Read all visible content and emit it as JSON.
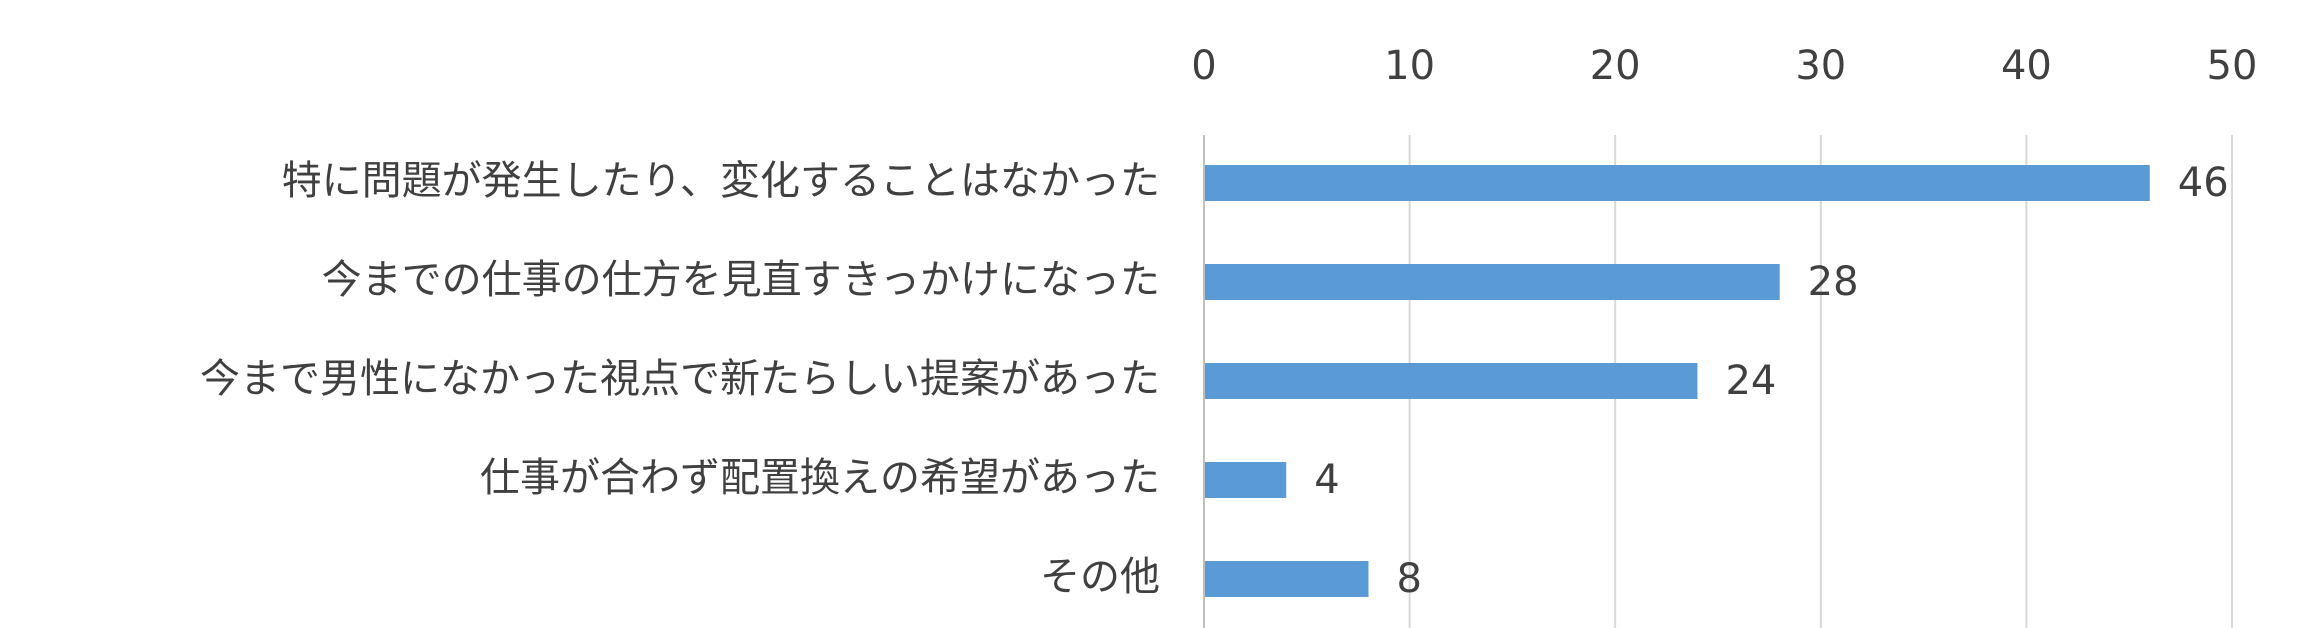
{
  "chart_data": {
    "type": "bar",
    "orientation": "horizontal",
    "categories": [
      "特に問題が発生したり、変化することはなかった",
      "今までの仕事の仕方を見直すきっかけになった",
      "今まで男性になかった視点で新たらしい提案があった",
      "仕事が合わず配置換えの希望があった",
      "その他"
    ],
    "values": [
      46,
      28,
      24,
      4,
      8
    ],
    "xlim": [
      0,
      50
    ],
    "ticks": [
      "0",
      "10",
      "20",
      "30",
      "40",
      "50"
    ],
    "tick_axis_position": "top",
    "grid": true,
    "legend": "none",
    "title": "",
    "xlabel": "",
    "ylabel": "",
    "colors": {
      "bar": "#5B9BD5",
      "grid": "#D9D9D9",
      "axis": "#BFBFBF",
      "text": "#404040"
    }
  }
}
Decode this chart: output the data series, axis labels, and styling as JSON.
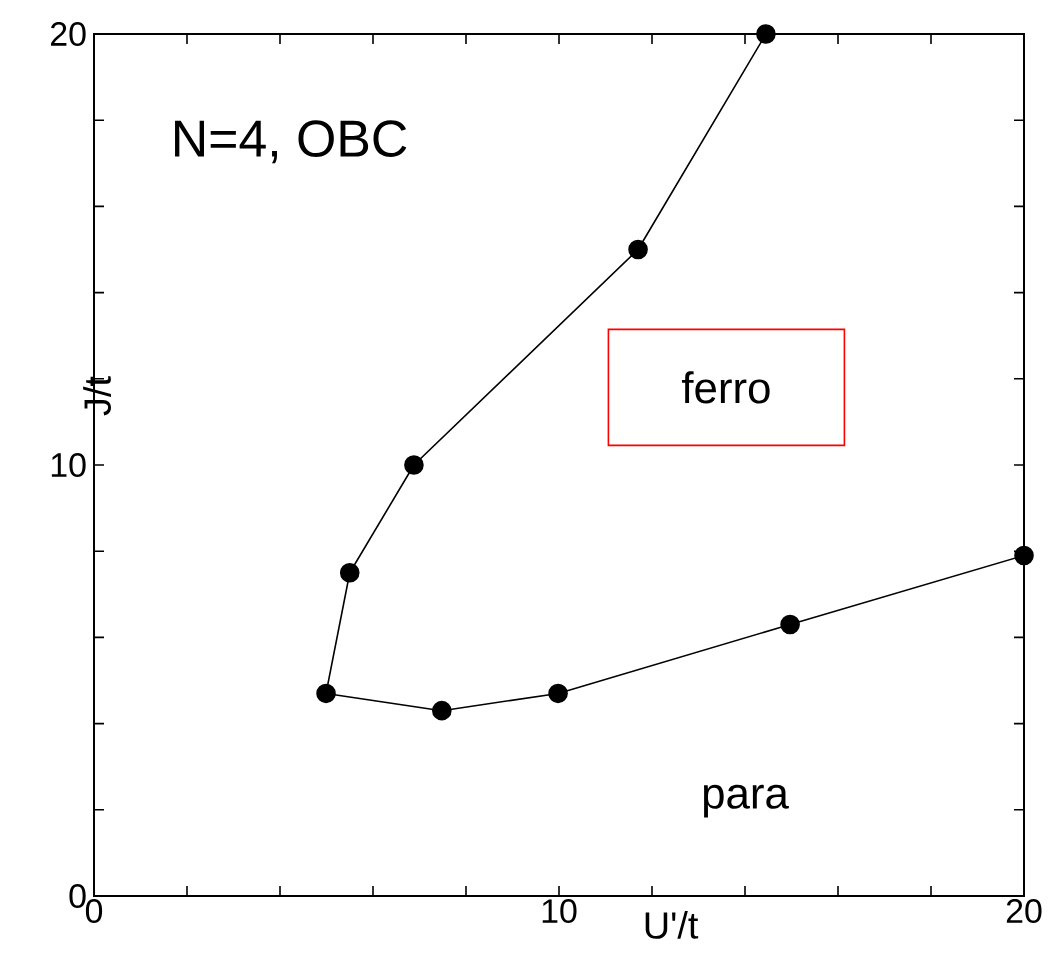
{
  "chart_data": {
    "type": "line",
    "xlabel": "U'/t",
    "ylabel": "J/t",
    "x": [
      14.45,
      11.7,
      6.88,
      5.5,
      4.99,
      7.48,
      9.98,
      14.97,
      20.0
    ],
    "series": [
      {
        "color": "#000000",
        "values": [
          20.0,
          15.0,
          10.0,
          7.5,
          4.7,
          4.3,
          4.7,
          6.3,
          7.9
        ]
      }
    ],
    "marker": "circle",
    "line_style": "solid",
    "xlim": [
      0,
      20
    ],
    "ylim": [
      0,
      20
    ],
    "xticks": [
      0,
      {
        "value": 2,
        "label": null
      },
      {
        "value": 4,
        "label": null
      },
      {
        "value": 6,
        "label": null
      },
      {
        "value": 8,
        "label": null
      },
      10,
      {
        "value": 12,
        "label": null
      },
      {
        "value": 14,
        "label": null
      },
      {
        "value": 16,
        "label": null
      },
      {
        "value": 18,
        "label": null
      },
      20
    ],
    "yticks": [
      0,
      {
        "value": 2,
        "label": null
      },
      {
        "value": 4,
        "label": null
      },
      {
        "value": 6,
        "label": null
      },
      {
        "value": 8,
        "label": null
      },
      10,
      {
        "value": 12,
        "label": null
      },
      {
        "value": 14,
        "label": null
      },
      {
        "value": 16,
        "label": null
      },
      {
        "value": 18,
        "label": null
      },
      20
    ],
    "annotations": [
      "N=4, OBC",
      "ferro",
      "para"
    ],
    "grid": false
  }
}
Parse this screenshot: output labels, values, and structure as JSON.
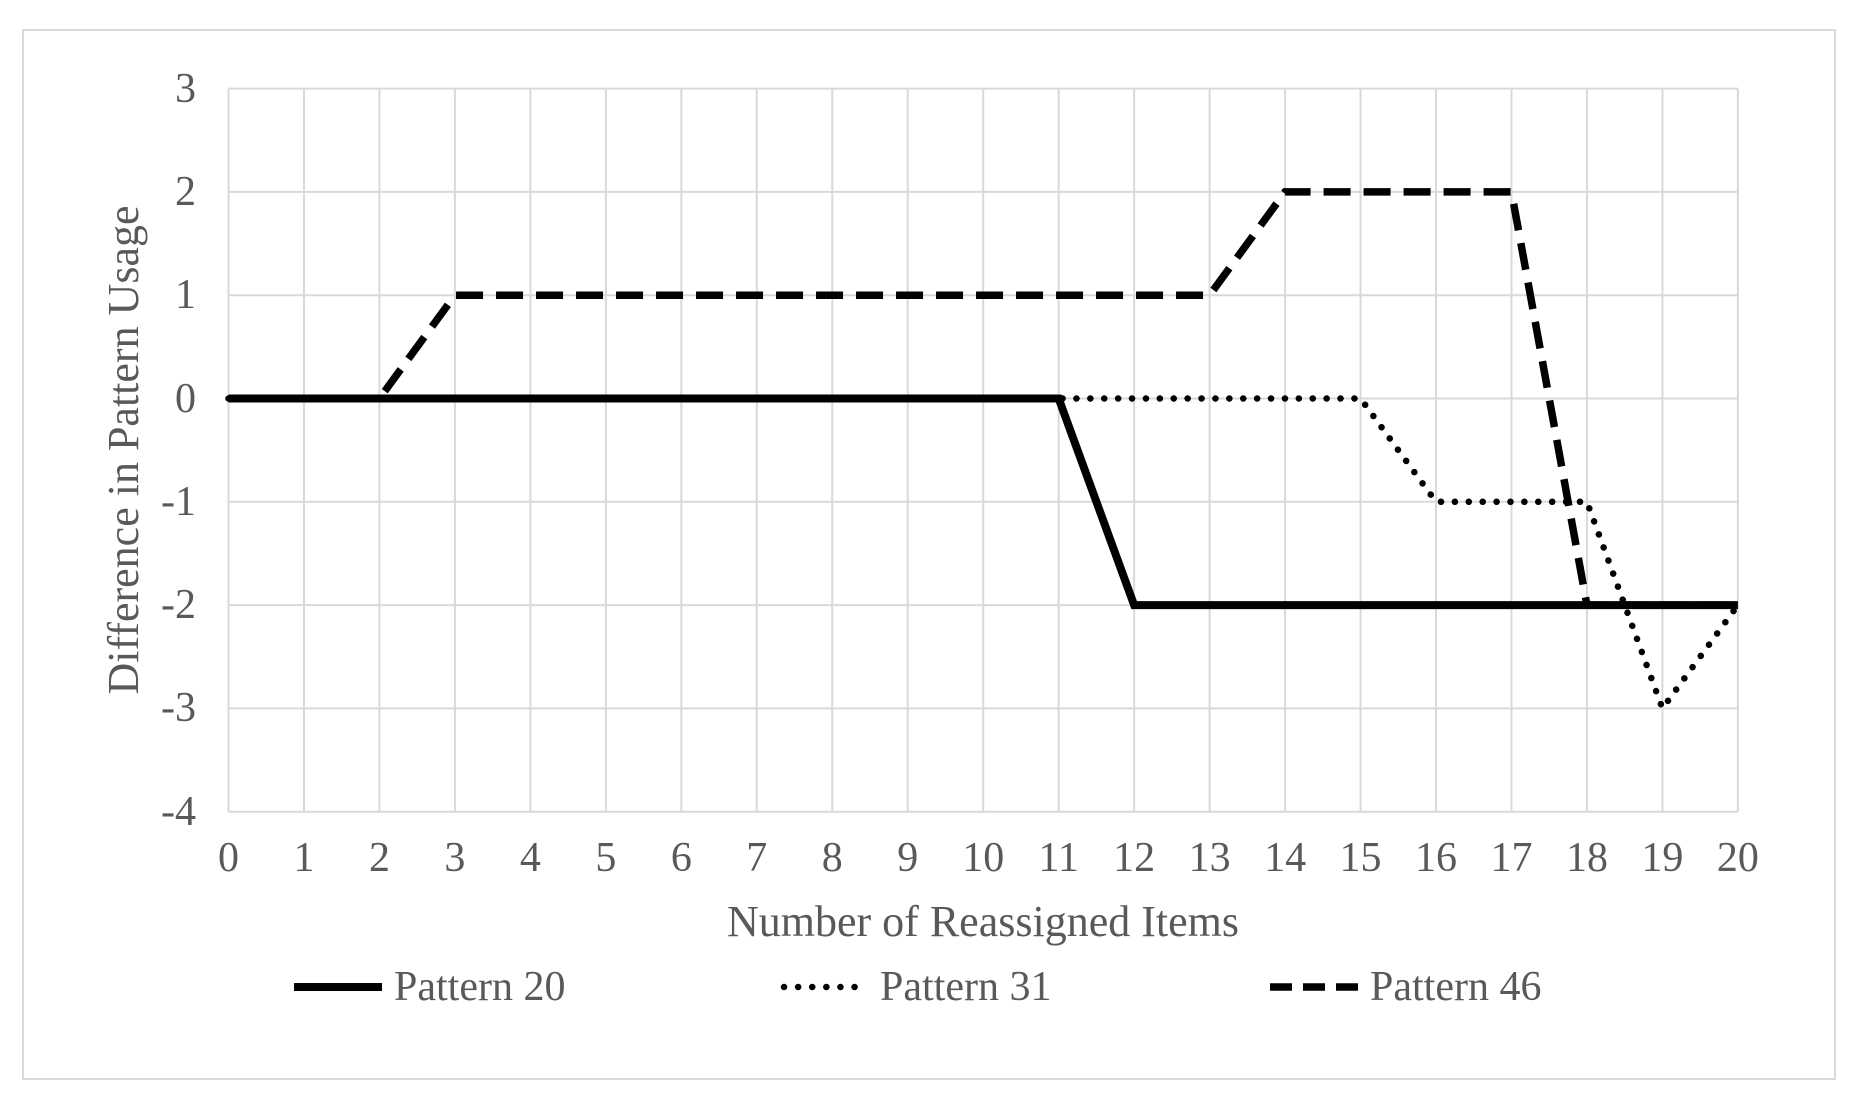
{
  "chart_data": {
    "type": "line",
    "title": "",
    "xlabel": "Number of Reassigned Items",
    "ylabel": "Difference in Pattern Usage",
    "x": [
      0,
      1,
      2,
      3,
      4,
      5,
      6,
      7,
      8,
      9,
      10,
      11,
      12,
      13,
      14,
      15,
      16,
      17,
      18,
      19,
      20
    ],
    "x_tick_labels": [
      "0",
      "1",
      "2",
      "3",
      "4",
      "5",
      "6",
      "7",
      "8",
      "9",
      "10",
      "11",
      "12",
      "13",
      "14",
      "15",
      "16",
      "17",
      "18",
      "19",
      "20"
    ],
    "y_tick_labels": [
      "3",
      "2",
      "1",
      "0",
      "-1",
      "-2",
      "-3",
      "-4"
    ],
    "y_ticks": [
      3,
      2,
      1,
      0,
      -1,
      -2,
      -3,
      -4
    ],
    "xlim": [
      0,
      20
    ],
    "ylim": [
      -4,
      3
    ],
    "grid": true,
    "legend_position": "bottom",
    "series": [
      {
        "name": "Pattern 20",
        "line_style": "solid",
        "color": "#000000",
        "values": [
          0,
          0,
          0,
          0,
          0,
          0,
          0,
          0,
          0,
          0,
          0,
          0,
          -2,
          -2,
          -2,
          -2,
          -2,
          -2,
          -2,
          -2,
          -2
        ]
      },
      {
        "name": "Pattern 31",
        "line_style": "dotted",
        "color": "#000000",
        "values": [
          0,
          0,
          0,
          0,
          0,
          0,
          0,
          0,
          0,
          0,
          0,
          0,
          0,
          0,
          0,
          0,
          -1,
          -1,
          -1,
          -3,
          -2
        ]
      },
      {
        "name": "Pattern 46",
        "line_style": "dashed",
        "color": "#000000",
        "values": [
          0,
          0,
          0,
          1,
          1,
          1,
          1,
          1,
          1,
          1,
          1,
          1,
          1,
          1,
          2,
          2,
          2,
          2,
          -2,
          -2,
          -2
        ]
      }
    ],
    "colors": {
      "line": "#000000",
      "grid": "#D9D9D9",
      "text": "#595959",
      "border": "#D9D9D9",
      "background": "#FFFFFF"
    }
  }
}
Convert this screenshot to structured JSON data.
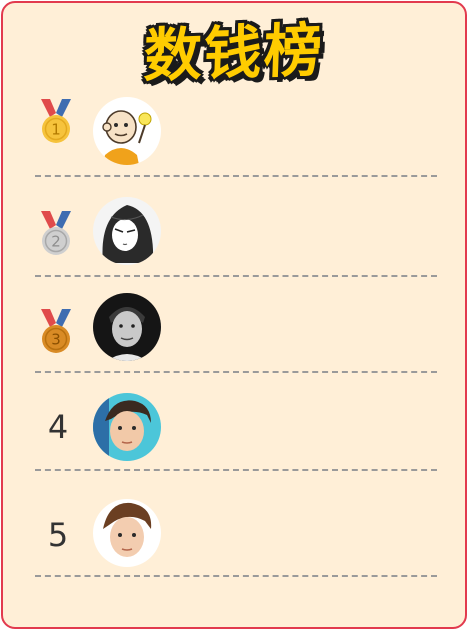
{
  "title": "数钱榜",
  "colors": {
    "background": "#ffefd7",
    "border": "#e23a4e",
    "title_fill": "#ffcc00",
    "title_outline": "#1b1b1b",
    "gold": "#f6c33c",
    "silver": "#c9c9c9",
    "bronze": "#d98b25"
  },
  "ranking": [
    {
      "rank": "1",
      "badge": "gold-medal-icon",
      "avatar": "cartoon-bald-boy-avatar"
    },
    {
      "rank": "2",
      "badge": "silver-medal-icon",
      "avatar": "manga-girl-avatar"
    },
    {
      "rank": "3",
      "badge": "bronze-medal-icon",
      "avatar": "man-portrait-bw-avatar"
    },
    {
      "rank": "4",
      "badge": "number",
      "avatar": "young-man-portrait-avatar"
    },
    {
      "rank": "5",
      "badge": "number",
      "avatar": "young-man-portrait-avatar"
    }
  ]
}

▸ **PROBLEM DETAILS**
Exactly as they appear, repeat the lines from the one containing "Convert this screenshot" through the last line of the entries, counting both ends. Pictures stay out.

▸ **OUTPUT BELOW**
Convert this screenshot to structured JSON data.
{
  "title": "数钱榜",
  "colors": {
    "background": "#ffefd7",
    "border": "#e23a4e",
    "title_fill": "#ffcc00",
    "title_outline": "#1b1b1b",
    "gold": "#f6c33c",
    "silver": "#c9c9c9",
    "bronze": "#d98b25"
  },
  "ranking": [
    {
      "rank": "1",
      "badge": "gold-medal-icon",
      "avatar": "cartoon-bald-boy-avatar"
    },
    {
      "rank": "2",
      "badge": "silver-medal-icon",
      "avatar": "manga-girl-avatar"
    },
    {
      "rank": "3",
      "badge": "bronze-medal-icon",
      "avatar": "man-portrait-bw-avatar"
    },
    {
      "rank": "4",
      "badge": "number",
      "avatar": "young-man-portrait-avatar"
    },
    {
      "rank": "5",
      "badge": "number",
      "avatar": "young-man-portrait-avatar"
    }
  ]
}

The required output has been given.